— What you will do —
Look through the data and write out every line with the word "name" in it.

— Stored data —
:::::

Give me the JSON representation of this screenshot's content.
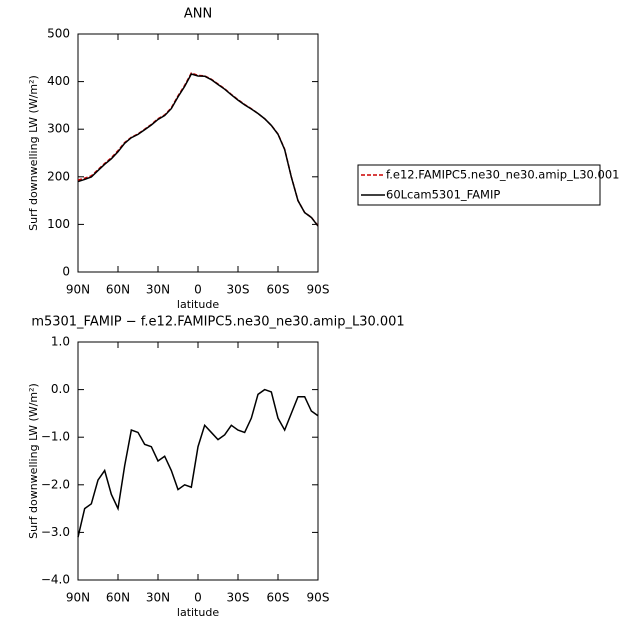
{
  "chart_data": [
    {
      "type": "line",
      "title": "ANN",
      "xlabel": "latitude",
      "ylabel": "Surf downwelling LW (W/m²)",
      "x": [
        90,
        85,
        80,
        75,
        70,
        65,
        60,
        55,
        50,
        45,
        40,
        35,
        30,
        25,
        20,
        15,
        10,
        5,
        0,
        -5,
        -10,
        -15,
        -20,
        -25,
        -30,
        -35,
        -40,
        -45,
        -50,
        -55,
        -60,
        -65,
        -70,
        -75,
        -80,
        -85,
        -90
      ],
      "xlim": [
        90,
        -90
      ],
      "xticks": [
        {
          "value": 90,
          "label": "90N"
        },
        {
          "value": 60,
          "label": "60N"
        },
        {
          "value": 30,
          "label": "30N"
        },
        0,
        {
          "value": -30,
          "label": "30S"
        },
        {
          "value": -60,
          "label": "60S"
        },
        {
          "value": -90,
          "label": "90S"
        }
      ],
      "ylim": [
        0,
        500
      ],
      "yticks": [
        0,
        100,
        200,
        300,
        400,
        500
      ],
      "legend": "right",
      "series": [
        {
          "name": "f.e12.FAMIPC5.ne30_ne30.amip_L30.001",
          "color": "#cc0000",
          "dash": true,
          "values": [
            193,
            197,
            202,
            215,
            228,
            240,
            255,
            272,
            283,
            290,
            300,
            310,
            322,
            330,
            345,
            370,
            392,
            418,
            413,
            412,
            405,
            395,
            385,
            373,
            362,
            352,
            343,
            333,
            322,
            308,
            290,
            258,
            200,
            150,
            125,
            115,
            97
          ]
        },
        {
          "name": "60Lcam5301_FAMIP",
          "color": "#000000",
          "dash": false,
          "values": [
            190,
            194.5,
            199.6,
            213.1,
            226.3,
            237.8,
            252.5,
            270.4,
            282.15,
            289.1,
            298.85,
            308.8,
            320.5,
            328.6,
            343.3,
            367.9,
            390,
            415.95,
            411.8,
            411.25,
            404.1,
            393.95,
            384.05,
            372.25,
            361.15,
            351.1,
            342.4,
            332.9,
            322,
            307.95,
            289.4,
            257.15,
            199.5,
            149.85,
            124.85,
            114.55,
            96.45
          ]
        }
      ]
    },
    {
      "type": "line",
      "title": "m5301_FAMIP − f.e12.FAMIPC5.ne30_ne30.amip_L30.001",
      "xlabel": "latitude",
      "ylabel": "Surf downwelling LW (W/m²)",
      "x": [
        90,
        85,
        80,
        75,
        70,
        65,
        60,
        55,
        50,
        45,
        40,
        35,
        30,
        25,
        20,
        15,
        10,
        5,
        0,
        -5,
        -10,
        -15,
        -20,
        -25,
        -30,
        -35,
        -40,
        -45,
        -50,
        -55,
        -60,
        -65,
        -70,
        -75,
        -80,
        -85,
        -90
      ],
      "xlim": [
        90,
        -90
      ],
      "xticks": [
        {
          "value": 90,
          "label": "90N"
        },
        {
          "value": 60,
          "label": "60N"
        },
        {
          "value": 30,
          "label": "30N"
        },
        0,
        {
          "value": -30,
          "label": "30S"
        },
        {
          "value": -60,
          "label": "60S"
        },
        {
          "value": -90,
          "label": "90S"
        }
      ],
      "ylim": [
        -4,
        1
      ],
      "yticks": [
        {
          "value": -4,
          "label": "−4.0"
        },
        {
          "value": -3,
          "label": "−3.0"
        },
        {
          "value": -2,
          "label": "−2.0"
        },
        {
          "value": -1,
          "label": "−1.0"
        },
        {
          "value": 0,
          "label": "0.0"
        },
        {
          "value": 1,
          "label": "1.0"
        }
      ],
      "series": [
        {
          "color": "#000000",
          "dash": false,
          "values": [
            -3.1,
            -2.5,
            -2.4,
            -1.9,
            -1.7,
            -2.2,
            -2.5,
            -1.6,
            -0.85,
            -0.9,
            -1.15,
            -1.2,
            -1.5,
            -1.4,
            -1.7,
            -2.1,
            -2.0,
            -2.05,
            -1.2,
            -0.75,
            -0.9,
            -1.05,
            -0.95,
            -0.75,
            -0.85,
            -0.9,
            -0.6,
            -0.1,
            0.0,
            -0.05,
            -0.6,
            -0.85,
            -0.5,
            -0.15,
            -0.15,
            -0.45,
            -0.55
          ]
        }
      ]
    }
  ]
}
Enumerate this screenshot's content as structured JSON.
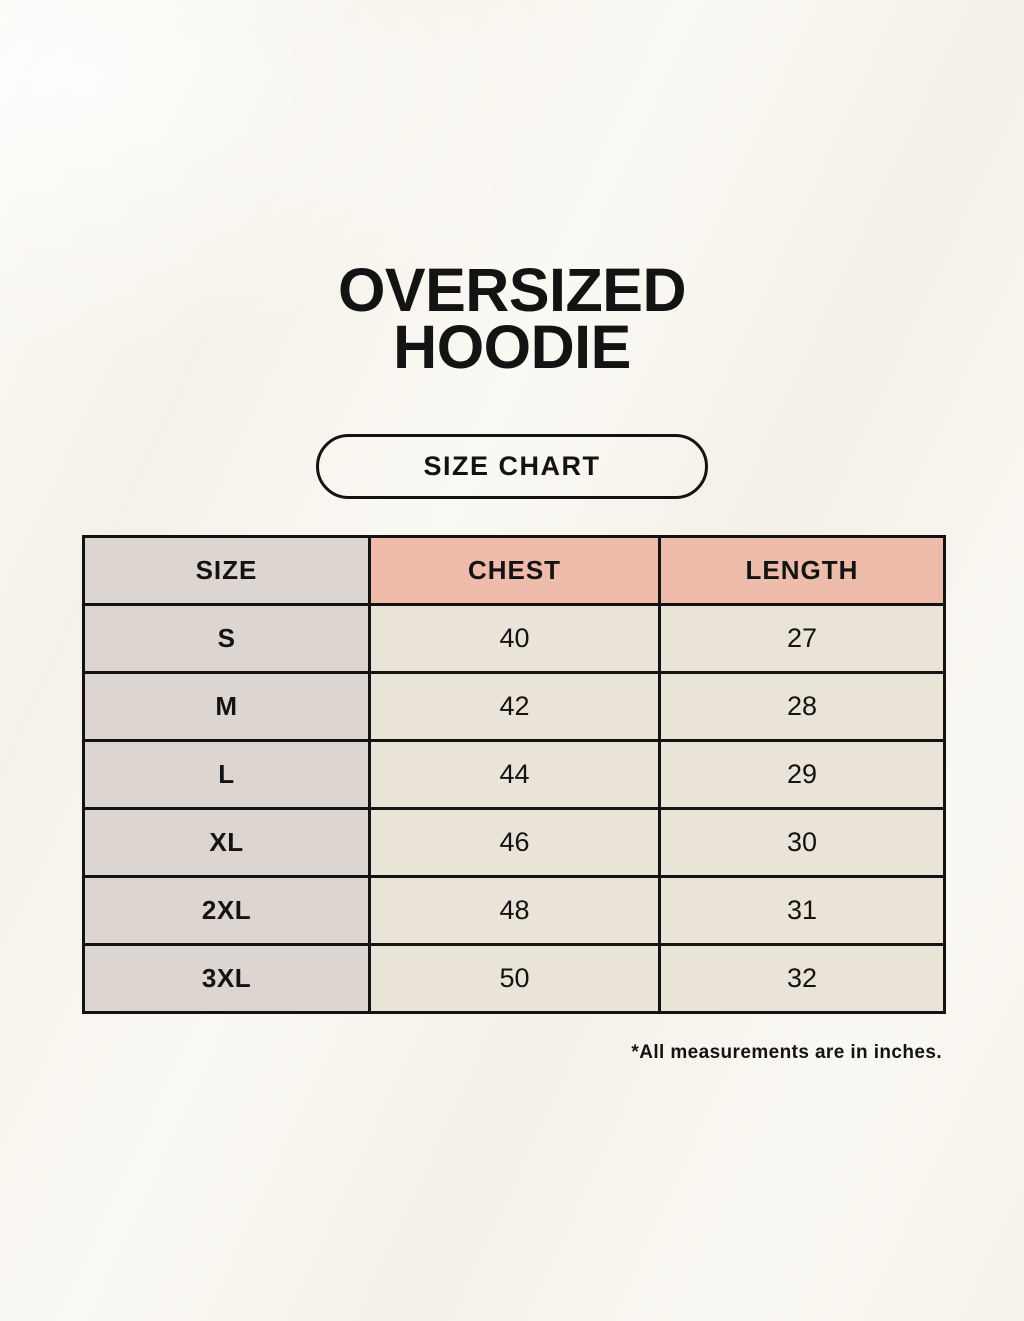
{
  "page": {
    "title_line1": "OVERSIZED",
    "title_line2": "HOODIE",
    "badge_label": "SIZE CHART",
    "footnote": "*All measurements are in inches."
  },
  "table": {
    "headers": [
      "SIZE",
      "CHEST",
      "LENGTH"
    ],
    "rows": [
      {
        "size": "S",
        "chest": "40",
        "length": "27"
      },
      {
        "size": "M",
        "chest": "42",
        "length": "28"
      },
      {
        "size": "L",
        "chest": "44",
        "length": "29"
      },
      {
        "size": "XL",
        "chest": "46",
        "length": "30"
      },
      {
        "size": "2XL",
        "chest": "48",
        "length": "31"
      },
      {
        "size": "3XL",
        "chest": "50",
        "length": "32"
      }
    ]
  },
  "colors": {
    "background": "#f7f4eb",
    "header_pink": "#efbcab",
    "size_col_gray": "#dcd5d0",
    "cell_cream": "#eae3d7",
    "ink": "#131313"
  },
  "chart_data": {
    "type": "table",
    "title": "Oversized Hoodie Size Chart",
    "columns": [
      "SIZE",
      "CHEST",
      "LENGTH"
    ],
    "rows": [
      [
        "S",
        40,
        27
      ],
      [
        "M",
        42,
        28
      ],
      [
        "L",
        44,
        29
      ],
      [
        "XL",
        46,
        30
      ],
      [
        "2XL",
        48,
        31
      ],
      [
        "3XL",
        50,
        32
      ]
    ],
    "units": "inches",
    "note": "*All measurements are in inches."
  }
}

:::::

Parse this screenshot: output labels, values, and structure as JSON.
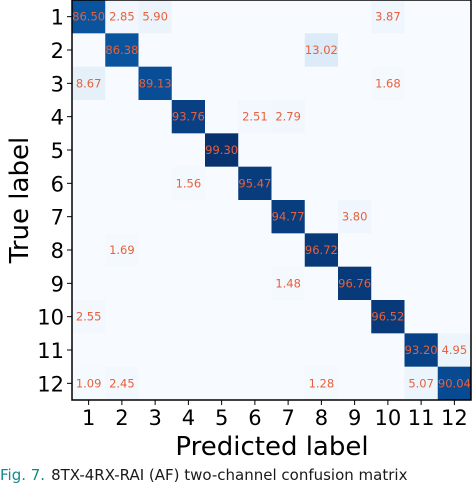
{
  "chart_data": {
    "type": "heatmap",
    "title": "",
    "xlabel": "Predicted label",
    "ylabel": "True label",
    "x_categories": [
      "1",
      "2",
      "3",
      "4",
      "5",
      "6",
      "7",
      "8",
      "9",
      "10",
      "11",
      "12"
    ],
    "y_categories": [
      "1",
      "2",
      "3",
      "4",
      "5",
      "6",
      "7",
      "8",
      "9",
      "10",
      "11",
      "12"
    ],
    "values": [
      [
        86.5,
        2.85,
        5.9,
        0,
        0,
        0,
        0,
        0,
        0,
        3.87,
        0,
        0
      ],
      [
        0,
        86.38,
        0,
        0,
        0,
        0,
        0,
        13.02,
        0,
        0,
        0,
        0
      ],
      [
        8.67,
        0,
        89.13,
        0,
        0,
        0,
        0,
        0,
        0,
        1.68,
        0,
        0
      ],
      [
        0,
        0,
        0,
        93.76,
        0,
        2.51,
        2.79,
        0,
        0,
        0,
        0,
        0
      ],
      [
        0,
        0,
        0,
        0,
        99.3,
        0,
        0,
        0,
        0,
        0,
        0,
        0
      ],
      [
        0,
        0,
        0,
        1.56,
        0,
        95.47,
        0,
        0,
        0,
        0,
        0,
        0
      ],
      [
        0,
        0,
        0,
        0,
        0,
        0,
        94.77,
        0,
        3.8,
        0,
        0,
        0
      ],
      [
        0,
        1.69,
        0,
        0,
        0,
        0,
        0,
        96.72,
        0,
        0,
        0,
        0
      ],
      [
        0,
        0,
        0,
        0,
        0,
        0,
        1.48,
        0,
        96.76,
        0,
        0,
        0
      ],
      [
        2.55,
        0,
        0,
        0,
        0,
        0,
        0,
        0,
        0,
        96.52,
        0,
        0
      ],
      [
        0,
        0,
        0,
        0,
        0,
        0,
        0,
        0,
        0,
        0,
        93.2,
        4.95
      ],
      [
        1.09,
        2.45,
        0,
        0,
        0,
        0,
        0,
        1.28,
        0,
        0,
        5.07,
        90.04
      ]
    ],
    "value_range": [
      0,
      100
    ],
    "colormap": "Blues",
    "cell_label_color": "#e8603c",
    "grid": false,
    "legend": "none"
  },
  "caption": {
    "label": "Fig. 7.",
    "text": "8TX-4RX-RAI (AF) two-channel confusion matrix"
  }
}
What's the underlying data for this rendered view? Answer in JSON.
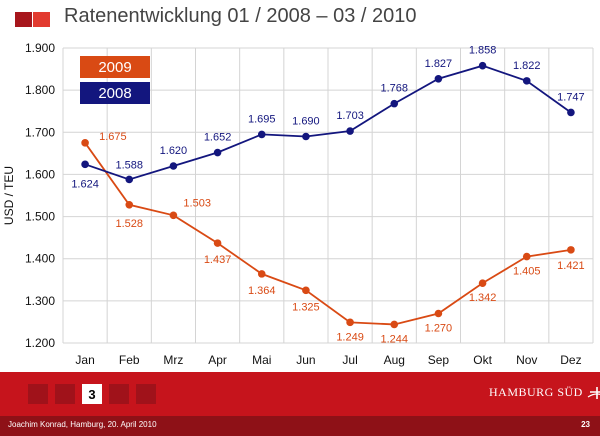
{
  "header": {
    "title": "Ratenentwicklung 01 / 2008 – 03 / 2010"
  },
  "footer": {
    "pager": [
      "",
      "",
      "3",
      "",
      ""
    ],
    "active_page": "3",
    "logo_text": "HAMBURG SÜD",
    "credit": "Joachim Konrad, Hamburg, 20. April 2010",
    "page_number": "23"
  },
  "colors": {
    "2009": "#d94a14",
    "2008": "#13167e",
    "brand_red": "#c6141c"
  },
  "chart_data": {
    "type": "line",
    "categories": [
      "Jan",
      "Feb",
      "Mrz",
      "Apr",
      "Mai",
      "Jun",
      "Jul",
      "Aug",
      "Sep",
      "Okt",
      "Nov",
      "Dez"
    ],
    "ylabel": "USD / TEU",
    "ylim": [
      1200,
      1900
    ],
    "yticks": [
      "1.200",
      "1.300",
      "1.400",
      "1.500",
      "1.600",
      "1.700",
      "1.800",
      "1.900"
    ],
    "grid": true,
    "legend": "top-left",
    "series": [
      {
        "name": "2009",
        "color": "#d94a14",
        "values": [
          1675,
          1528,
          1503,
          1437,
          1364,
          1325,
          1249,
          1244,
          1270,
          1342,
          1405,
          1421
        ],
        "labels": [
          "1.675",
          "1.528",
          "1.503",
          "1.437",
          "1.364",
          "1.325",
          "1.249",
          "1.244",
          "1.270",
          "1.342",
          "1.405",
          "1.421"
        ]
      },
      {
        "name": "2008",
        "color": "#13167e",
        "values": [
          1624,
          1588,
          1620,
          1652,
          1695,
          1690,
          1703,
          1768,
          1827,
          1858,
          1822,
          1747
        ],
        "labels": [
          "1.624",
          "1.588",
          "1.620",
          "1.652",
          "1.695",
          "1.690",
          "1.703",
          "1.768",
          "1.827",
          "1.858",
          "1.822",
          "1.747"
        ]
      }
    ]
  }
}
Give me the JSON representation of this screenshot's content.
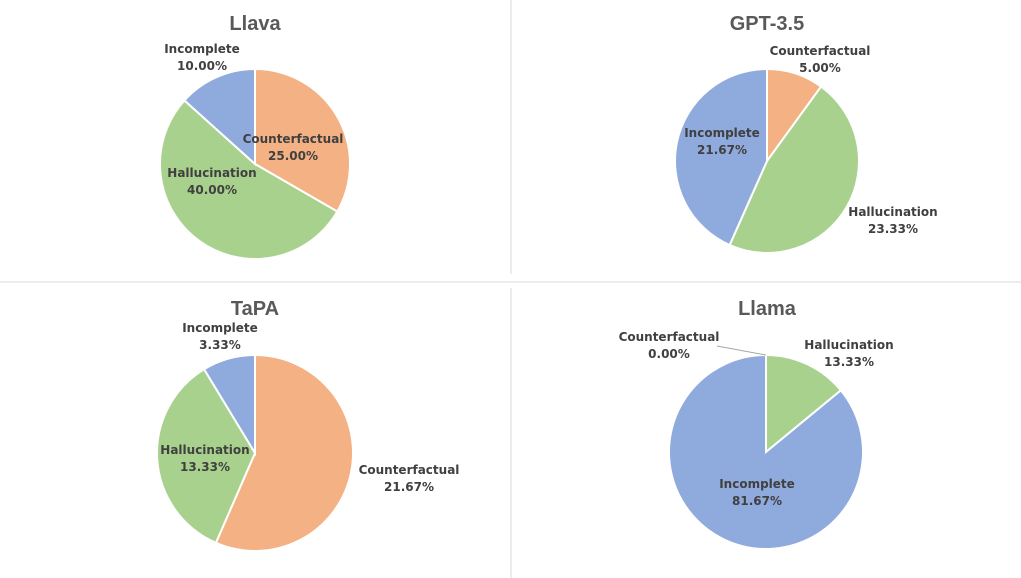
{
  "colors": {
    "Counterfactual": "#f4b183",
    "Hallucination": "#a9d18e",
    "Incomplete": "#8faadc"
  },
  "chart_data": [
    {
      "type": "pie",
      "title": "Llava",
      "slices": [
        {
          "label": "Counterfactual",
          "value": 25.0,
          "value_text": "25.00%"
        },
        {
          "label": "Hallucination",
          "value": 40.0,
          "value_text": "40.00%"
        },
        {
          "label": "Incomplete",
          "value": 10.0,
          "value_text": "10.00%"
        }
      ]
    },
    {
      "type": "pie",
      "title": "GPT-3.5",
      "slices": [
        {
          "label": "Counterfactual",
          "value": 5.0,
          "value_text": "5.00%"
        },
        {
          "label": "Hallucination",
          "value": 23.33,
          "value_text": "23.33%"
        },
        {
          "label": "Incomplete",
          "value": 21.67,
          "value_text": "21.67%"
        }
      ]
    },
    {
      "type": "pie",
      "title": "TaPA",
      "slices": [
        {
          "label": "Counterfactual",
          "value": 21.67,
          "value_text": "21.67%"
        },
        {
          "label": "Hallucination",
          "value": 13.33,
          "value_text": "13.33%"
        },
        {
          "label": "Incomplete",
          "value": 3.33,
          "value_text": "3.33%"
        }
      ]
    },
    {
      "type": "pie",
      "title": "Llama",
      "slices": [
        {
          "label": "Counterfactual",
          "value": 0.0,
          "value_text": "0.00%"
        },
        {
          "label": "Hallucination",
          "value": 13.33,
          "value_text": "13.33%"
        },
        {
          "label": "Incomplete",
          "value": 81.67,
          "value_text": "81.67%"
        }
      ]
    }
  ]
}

:::::

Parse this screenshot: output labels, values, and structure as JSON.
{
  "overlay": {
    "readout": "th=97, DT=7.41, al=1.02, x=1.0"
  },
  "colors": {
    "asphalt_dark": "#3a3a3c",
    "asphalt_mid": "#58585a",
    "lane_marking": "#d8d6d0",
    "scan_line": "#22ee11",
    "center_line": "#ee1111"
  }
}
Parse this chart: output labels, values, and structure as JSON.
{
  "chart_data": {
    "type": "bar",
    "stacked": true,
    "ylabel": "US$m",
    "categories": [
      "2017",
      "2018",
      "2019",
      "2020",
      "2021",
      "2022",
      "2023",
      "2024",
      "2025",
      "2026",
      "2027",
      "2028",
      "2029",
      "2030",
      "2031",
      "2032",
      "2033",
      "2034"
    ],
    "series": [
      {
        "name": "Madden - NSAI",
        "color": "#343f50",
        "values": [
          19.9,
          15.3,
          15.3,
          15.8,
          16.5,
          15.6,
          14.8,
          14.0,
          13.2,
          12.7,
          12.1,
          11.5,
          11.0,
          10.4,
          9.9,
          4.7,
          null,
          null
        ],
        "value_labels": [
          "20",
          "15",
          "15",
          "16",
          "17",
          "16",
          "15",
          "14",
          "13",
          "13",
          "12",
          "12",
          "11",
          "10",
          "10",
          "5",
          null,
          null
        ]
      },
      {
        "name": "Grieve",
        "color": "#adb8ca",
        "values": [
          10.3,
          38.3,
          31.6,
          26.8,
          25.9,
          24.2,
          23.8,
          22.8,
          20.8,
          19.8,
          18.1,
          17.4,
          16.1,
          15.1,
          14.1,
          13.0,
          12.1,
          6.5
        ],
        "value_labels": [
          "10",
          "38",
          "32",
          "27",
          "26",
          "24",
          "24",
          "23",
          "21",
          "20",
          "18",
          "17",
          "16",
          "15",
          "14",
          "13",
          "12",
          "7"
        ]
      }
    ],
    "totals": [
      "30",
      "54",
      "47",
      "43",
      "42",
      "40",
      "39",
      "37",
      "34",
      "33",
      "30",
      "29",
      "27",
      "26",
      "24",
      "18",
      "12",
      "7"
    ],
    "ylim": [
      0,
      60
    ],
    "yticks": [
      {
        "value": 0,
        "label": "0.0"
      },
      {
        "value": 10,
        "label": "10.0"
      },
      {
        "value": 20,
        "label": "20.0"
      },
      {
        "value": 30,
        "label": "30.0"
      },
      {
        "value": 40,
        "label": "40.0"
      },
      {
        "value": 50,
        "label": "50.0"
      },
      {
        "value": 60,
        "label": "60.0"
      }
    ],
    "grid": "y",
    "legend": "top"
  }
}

:::::

— Written reply —
          "name": "f.e12.FAMIPC5.ne30_ne30.amip_L30.001",
          "name": "60Lcam5301_FAMIP",
        "name": "2009",
        "name": "2008",
        "name": "Madden - NSAI",
        "name": "Grieve",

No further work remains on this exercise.